━━ Dataset
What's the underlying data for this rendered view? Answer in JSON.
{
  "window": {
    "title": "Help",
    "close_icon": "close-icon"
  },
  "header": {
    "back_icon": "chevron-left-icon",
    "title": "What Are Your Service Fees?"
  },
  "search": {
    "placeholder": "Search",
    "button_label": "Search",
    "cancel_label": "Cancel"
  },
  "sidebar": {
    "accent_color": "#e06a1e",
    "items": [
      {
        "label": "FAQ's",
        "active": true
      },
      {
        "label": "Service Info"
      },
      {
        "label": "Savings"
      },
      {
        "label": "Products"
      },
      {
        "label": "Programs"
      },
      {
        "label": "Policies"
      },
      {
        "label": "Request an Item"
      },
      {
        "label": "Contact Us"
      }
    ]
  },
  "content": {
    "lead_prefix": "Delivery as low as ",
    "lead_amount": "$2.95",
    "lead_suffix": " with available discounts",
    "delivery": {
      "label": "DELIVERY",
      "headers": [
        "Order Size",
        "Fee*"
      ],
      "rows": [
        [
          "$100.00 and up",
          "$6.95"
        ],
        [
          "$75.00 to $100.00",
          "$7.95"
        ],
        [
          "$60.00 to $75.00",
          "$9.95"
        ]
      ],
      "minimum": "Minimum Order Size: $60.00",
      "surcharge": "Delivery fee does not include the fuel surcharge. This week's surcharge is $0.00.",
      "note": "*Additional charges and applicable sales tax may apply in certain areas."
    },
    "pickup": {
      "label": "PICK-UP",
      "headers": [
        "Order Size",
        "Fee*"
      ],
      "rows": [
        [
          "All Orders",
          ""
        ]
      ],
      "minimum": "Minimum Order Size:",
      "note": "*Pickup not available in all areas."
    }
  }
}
━━━━
━━ Dataset
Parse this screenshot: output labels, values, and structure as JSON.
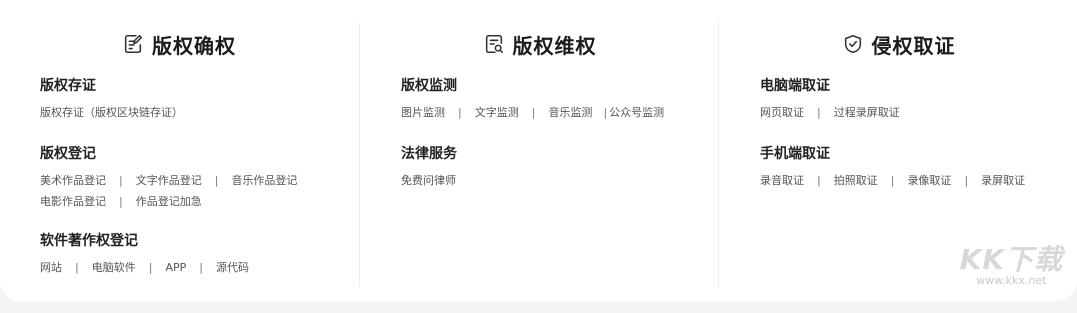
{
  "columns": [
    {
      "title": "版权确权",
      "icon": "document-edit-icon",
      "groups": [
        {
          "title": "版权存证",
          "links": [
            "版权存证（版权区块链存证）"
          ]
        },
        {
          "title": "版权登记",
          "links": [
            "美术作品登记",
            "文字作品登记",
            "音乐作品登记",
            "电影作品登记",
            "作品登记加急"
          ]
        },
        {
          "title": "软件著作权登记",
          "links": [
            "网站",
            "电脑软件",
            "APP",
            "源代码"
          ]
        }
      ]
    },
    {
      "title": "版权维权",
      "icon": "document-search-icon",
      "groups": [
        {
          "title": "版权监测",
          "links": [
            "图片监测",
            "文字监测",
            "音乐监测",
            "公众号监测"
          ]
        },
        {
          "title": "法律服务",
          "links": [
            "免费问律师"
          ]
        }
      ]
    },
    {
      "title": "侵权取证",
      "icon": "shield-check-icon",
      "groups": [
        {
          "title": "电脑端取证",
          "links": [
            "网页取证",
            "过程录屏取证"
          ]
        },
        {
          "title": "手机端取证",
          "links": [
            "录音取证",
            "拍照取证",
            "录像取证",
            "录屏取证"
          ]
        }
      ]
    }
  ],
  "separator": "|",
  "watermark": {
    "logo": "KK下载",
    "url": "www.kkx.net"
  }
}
━━━━
* [Given request]: In the entries above, how many lines contain the word "What"? Answer with the number only.

* [Expected output]: 2